* GOAL
Transcribe the records exactly. Pictures do not belong in the transcription.

* BEGIN DATA SHOWN *

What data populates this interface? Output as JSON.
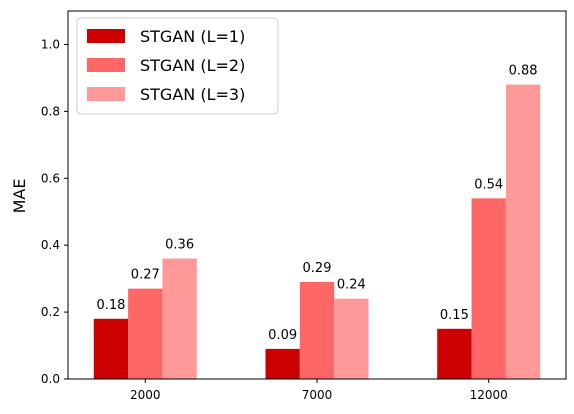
{
  "chart_data": {
    "type": "bar",
    "title": "",
    "xlabel": "",
    "ylabel": "MAE",
    "categories": [
      "2000",
      "7000",
      "12000"
    ],
    "series": [
      {
        "name": "STGAN (L=1)",
        "color": "#cc0000",
        "values": [
          0.18,
          0.09,
          0.15
        ]
      },
      {
        "name": "STGAN (L=2)",
        "color": "#ff6666",
        "values": [
          0.27,
          0.29,
          0.54
        ]
      },
      {
        "name": "STGAN (L=3)",
        "color": "#ff9999",
        "values": [
          0.36,
          0.24,
          0.88
        ]
      }
    ],
    "data_labels": [
      [
        "0.18",
        "0.09",
        "0.15"
      ],
      [
        "0.27",
        "0.29",
        "0.54"
      ],
      [
        "0.36",
        "0.24",
        "0.88"
      ]
    ],
    "ylim": [
      0,
      1.1
    ],
    "yticks": [
      0.0,
      0.2,
      0.4,
      0.6,
      0.8,
      1.0
    ],
    "ytick_labels": [
      "0.0",
      "0.2",
      "0.4",
      "0.6",
      "0.8",
      "1.0"
    ],
    "grid": false,
    "legend_position": "top-left"
  }
}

* END DATA SHOWN *

* RESULT FOR THIS EXERCISE
What data populates this interface? Output as JSON.
{
  "chart_data": {
    "type": "bar",
    "title": "",
    "xlabel": "",
    "ylabel": "MAE",
    "categories": [
      "2000",
      "7000",
      "12000"
    ],
    "series": [
      {
        "name": "STGAN (L=1)",
        "color": "#cc0000",
        "values": [
          0.18,
          0.09,
          0.15
        ]
      },
      {
        "name": "STGAN (L=2)",
        "color": "#ff6666",
        "values": [
          0.27,
          0.29,
          0.54
        ]
      },
      {
        "name": "STGAN (L=3)",
        "color": "#ff9999",
        "values": [
          0.36,
          0.24,
          0.88
        ]
      }
    ],
    "data_labels": [
      [
        "0.18",
        "0.09",
        "0.15"
      ],
      [
        "0.27",
        "0.29",
        "0.54"
      ],
      [
        "0.36",
        "0.24",
        "0.88"
      ]
    ],
    "ylim": [
      0,
      1.1
    ],
    "yticks": [
      0.0,
      0.2,
      0.4,
      0.6,
      0.8,
      1.0
    ],
    "ytick_labels": [
      "0.0",
      "0.2",
      "0.4",
      "0.6",
      "0.8",
      "1.0"
    ],
    "grid": false,
    "legend_position": "top-left"
  }
}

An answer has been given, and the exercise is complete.